Extracted data =>
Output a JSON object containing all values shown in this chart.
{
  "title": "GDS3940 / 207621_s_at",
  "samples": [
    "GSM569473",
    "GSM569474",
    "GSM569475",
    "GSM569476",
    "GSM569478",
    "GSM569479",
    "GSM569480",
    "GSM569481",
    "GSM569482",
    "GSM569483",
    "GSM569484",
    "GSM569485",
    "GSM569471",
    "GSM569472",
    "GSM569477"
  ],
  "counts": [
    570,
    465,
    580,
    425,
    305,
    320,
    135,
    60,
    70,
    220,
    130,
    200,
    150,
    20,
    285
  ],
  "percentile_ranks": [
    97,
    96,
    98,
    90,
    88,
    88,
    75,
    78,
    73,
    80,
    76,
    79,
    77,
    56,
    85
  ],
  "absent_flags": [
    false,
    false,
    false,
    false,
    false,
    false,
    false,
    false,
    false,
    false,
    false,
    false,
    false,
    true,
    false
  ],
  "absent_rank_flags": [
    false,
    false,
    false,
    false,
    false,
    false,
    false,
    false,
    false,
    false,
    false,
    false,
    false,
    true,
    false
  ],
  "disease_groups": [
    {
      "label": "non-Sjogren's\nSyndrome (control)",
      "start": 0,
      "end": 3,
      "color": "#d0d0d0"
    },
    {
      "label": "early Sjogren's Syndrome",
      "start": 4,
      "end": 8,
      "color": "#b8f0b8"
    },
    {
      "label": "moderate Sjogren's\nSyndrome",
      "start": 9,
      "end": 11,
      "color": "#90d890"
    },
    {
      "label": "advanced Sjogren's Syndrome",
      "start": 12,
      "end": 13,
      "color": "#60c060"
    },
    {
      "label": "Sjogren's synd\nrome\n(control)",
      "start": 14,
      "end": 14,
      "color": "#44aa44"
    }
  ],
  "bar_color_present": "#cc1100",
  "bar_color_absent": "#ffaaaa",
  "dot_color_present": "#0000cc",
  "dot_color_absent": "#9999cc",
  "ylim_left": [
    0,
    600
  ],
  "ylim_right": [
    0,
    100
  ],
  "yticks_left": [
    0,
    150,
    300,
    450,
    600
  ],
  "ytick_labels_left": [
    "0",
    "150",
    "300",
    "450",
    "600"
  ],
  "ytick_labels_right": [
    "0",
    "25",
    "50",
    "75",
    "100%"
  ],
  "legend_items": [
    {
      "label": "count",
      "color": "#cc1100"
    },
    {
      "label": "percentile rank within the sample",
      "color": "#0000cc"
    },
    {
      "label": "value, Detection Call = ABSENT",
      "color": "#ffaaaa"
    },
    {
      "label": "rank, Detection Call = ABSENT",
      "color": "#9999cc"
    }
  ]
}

What is needed =>
Would you restate each of the entries word for word?

Exercise output =>
Output a JSON object containing all values shown in this chart.
{
  "title": "GDS3940 / 207621_s_at",
  "samples": [
    "GSM569473",
    "GSM569474",
    "GSM569475",
    "GSM569476",
    "GSM569478",
    "GSM569479",
    "GSM569480",
    "GSM569481",
    "GSM569482",
    "GSM569483",
    "GSM569484",
    "GSM569485",
    "GSM569471",
    "GSM569472",
    "GSM569477"
  ],
  "counts": [
    570,
    465,
    580,
    425,
    305,
    320,
    135,
    60,
    70,
    220,
    130,
    200,
    150,
    20,
    285
  ],
  "percentile_ranks": [
    97,
    96,
    98,
    90,
    88,
    88,
    75,
    78,
    73,
    80,
    76,
    79,
    77,
    56,
    85
  ],
  "absent_flags": [
    false,
    false,
    false,
    false,
    false,
    false,
    false,
    false,
    false,
    false,
    false,
    false,
    false,
    true,
    false
  ],
  "absent_rank_flags": [
    false,
    false,
    false,
    false,
    false,
    false,
    false,
    false,
    false,
    false,
    false,
    false,
    false,
    true,
    false
  ],
  "disease_groups": [
    {
      "label": "non-Sjogren's\nSyndrome (control)",
      "start": 0,
      "end": 3,
      "color": "#d0d0d0"
    },
    {
      "label": "early Sjogren's Syndrome",
      "start": 4,
      "end": 8,
      "color": "#b8f0b8"
    },
    {
      "label": "moderate Sjogren's\nSyndrome",
      "start": 9,
      "end": 11,
      "color": "#90d890"
    },
    {
      "label": "advanced Sjogren's Syndrome",
      "start": 12,
      "end": 13,
      "color": "#60c060"
    },
    {
      "label": "Sjogren's synd\nrome\n(control)",
      "start": 14,
      "end": 14,
      "color": "#44aa44"
    }
  ],
  "bar_color_present": "#cc1100",
  "bar_color_absent": "#ffaaaa",
  "dot_color_present": "#0000cc",
  "dot_color_absent": "#9999cc",
  "ylim_left": [
    0,
    600
  ],
  "ylim_right": [
    0,
    100
  ],
  "yticks_left": [
    0,
    150,
    300,
    450,
    600
  ],
  "ytick_labels_left": [
    "0",
    "150",
    "300",
    "450",
    "600"
  ],
  "ytick_labels_right": [
    "0",
    "25",
    "50",
    "75",
    "100%"
  ],
  "legend_items": [
    {
      "label": "count",
      "color": "#cc1100"
    },
    {
      "label": "percentile rank within the sample",
      "color": "#0000cc"
    },
    {
      "label": "value, Detection Call = ABSENT",
      "color": "#ffaaaa"
    },
    {
      "label": "rank, Detection Call = ABSENT",
      "color": "#9999cc"
    }
  ]
}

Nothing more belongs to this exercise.